■ **DOCUMENT EXCERPT**:
========
Delhi->Rishikesh -> Govind Ghat -> Ghangaria -> Valley of Flowers -> Hemkund -> Ghangaria -> Auli -> Ukhimath -> Tungnath -> Rudraprayag -> Rishikesh -> Haridwar -> Delhi
Continued from here
Day 5 : Valley of flowers :
We were woken up early by the sound of the downpour that only receded at dawn. Still nervous about the weather, we headed off at 7 AM after a hearty breakfast of alu parathas. The very first flower we saw was that of the tobacco plant.
The whole walk was characterised by the larger pieces of angular rocks that made up the path. With my recent muscle tear, they did make me a bit nervous over whether my foot would get twisted at some point or if my toes would hurt, but my shoes did a good job at keeping them safe.
We spotted the pink Himalayan Balsam flowers that would be the mainstay of the landscape, early on. As we continued to hike up in the light drizzle, the wonderland gently opened up to us. It was magical, lush green and positively dreamy throughout with moss-covered boulders by our side and mountains with their conifers still sprinkled with snow ahead.
========
■ **LISTED RECORDS**:
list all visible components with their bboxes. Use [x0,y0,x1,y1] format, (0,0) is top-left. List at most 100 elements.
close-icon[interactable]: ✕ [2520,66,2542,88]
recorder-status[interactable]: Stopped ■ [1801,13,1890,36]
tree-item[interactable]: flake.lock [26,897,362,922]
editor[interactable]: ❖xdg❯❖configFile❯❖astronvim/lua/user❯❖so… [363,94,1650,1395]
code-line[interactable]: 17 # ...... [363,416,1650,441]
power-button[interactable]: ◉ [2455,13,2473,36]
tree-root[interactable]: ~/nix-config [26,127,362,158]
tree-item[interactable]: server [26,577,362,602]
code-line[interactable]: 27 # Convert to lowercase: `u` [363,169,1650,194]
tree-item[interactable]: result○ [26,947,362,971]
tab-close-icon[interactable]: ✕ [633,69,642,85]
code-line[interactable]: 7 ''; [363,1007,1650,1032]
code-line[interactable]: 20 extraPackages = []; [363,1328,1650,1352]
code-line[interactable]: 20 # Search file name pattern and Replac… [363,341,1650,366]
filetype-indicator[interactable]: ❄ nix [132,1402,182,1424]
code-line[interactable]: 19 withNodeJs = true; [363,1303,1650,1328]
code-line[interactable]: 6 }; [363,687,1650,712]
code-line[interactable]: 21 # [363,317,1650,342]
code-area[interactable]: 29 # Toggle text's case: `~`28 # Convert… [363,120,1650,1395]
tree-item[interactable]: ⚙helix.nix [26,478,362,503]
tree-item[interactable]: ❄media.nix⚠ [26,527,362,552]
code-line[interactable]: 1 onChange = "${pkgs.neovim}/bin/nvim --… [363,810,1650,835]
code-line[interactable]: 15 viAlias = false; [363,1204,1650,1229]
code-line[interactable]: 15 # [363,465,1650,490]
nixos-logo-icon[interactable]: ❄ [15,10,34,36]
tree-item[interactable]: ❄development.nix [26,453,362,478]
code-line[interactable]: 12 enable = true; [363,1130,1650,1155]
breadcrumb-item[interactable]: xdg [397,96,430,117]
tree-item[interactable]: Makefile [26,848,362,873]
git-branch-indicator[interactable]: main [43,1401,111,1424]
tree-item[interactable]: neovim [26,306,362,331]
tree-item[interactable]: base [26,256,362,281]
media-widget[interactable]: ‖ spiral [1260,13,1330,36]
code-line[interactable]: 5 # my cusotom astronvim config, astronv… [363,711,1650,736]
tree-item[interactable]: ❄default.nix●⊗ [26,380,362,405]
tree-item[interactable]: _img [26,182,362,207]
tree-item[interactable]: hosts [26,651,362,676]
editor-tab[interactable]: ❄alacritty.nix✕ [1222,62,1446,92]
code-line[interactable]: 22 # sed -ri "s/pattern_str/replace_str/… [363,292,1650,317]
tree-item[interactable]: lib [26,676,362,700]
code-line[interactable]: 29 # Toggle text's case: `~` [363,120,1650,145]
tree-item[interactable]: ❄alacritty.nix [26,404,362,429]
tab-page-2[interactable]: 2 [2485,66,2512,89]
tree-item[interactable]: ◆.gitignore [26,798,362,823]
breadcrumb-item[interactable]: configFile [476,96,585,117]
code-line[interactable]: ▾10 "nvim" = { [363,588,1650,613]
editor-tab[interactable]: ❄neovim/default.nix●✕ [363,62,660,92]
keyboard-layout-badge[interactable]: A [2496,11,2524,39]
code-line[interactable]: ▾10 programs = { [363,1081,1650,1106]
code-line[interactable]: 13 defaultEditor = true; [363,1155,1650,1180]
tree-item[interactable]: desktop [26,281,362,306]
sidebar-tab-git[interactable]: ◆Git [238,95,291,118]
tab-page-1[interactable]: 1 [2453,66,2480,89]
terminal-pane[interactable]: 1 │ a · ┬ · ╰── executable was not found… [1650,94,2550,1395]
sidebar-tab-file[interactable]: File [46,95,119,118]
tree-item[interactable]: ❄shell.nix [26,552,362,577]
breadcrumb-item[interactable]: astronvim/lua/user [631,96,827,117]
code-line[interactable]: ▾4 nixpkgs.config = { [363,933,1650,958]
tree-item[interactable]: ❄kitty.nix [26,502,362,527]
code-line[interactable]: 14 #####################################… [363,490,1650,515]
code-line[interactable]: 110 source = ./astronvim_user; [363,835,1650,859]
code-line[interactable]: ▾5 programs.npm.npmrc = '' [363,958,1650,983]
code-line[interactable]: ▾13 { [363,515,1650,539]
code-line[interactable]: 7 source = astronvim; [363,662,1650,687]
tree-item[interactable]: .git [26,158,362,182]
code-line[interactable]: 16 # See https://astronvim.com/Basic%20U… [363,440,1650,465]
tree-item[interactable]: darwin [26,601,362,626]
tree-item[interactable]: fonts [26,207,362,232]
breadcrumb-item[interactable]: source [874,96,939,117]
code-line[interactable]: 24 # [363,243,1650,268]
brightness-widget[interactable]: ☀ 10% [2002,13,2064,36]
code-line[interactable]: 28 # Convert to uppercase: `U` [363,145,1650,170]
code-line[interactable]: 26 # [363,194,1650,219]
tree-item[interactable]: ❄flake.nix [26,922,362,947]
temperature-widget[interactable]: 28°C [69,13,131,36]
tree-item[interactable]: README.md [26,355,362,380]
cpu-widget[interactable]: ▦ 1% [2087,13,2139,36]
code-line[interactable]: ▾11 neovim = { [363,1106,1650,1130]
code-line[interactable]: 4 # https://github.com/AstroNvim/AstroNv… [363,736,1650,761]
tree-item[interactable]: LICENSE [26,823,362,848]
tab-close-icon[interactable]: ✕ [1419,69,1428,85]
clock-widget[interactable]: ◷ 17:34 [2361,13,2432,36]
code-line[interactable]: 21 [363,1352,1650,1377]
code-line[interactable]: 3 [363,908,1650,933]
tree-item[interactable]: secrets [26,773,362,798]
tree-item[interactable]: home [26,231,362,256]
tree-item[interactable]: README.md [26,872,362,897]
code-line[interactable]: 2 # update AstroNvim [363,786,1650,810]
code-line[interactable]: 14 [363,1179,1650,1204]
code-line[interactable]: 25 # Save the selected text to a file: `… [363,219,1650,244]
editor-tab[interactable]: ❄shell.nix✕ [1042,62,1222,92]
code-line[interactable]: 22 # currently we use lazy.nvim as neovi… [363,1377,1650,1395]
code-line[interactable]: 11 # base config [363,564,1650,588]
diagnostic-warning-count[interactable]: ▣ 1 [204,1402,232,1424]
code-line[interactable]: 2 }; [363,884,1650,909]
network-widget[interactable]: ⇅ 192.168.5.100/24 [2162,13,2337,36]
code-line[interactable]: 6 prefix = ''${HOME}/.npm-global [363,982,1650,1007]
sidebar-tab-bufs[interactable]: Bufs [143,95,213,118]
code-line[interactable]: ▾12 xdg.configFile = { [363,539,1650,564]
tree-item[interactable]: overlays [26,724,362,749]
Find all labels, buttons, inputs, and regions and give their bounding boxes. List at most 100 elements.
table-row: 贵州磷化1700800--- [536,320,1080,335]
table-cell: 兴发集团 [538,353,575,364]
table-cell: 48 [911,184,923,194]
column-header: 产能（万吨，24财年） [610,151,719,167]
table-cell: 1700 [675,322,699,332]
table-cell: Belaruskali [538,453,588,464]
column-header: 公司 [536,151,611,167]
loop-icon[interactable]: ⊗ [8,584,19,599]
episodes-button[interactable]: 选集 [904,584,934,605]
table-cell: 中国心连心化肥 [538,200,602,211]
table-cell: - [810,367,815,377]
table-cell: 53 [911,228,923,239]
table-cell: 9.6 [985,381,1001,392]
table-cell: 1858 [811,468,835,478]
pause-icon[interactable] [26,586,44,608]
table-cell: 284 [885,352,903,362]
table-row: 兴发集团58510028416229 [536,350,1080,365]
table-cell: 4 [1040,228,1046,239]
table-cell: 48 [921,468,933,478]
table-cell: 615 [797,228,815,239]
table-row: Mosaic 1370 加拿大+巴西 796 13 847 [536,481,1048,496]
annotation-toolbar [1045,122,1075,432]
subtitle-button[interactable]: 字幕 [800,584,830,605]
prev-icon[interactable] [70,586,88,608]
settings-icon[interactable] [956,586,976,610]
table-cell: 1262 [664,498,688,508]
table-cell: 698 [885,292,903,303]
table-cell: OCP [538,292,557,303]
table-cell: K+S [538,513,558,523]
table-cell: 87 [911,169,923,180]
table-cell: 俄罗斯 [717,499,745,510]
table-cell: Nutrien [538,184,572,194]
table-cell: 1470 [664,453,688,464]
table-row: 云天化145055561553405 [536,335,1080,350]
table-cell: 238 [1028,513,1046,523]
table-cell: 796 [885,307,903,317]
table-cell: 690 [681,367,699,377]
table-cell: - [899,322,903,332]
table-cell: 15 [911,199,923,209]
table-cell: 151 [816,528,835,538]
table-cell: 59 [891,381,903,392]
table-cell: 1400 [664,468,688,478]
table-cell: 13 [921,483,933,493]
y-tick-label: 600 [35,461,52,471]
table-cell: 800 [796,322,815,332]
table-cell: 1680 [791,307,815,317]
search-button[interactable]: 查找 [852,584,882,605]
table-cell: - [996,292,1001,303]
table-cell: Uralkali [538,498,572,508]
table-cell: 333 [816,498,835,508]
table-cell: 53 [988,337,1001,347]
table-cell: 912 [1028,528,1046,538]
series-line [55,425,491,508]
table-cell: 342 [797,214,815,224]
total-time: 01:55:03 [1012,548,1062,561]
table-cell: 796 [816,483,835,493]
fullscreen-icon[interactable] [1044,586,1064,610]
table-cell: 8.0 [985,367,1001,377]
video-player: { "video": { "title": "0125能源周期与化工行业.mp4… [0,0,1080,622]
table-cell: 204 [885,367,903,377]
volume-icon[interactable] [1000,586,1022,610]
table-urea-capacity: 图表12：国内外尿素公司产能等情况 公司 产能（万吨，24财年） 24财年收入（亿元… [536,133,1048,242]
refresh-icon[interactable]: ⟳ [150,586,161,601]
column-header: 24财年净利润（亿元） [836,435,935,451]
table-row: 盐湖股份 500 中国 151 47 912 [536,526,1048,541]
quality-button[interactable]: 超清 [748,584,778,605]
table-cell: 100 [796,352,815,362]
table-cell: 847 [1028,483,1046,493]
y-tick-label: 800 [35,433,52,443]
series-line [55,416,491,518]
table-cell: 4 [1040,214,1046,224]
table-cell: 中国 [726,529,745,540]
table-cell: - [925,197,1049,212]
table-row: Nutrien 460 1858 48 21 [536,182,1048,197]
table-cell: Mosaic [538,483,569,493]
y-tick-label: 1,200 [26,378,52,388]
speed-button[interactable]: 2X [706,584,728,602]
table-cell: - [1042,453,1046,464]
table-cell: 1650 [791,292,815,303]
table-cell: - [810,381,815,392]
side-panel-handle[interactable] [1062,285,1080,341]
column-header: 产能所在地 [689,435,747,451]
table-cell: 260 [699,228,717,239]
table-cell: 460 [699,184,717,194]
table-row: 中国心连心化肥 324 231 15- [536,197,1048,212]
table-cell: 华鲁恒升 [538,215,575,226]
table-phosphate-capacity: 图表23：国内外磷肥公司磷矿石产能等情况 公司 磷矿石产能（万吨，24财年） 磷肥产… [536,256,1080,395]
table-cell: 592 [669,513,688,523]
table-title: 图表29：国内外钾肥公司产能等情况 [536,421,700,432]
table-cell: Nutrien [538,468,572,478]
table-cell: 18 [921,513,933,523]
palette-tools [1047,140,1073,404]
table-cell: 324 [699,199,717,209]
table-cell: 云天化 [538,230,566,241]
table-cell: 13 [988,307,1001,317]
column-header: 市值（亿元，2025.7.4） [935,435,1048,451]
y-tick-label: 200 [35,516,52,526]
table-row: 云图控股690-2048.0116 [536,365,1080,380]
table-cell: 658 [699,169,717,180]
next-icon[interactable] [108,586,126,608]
========
■ **REQUIRED WORK**:
- 1) At what time did the group set off on Day 5 of the Valley of Flowers travel blog?
- 2) In the route line at the top of the Valley of Flowers travel blog, list every place that comes after Auli and before the return to Rishikesh.
- 3) Carry the Valley of Flowers travel blog further, starting after its last sentence.
The records are separate material unrelated to the travel blog.

■ **THE REPLIES**:
- 1) 7 AM

- 2) Ukhimath, Tungnath, Rudraprayag

- 3)
Just a few of the legends of the place were that it was Lord Indra’s garden, Nandan Kanan. Another belief tells that it is here that Hanuman found Sanjeevani, the magical herb that helped revive Lakshman and some more legends were about the locals believing for several years that it was inhabited by ghosts and fairies of all sorts. There were rickety bridges across different streams that we crossed as the water rushed downhill from the mountains.
It was a delight to spot every type of flower that welcomed us into the valley. I was particularly moved by the sheer perfection of the relatively common, perennial Milk parsley. Since it was early in the day, some of its segments were yet to bloom and the others were out and proud. Each segment would exactly mimic the size and shape of the other as the day passed by.
Jacquemont’s Ligularia and the Horned lousewort added spots of brilliant yellow to the landscape.
The Large bellflower had a shade of purple that I instantly loved.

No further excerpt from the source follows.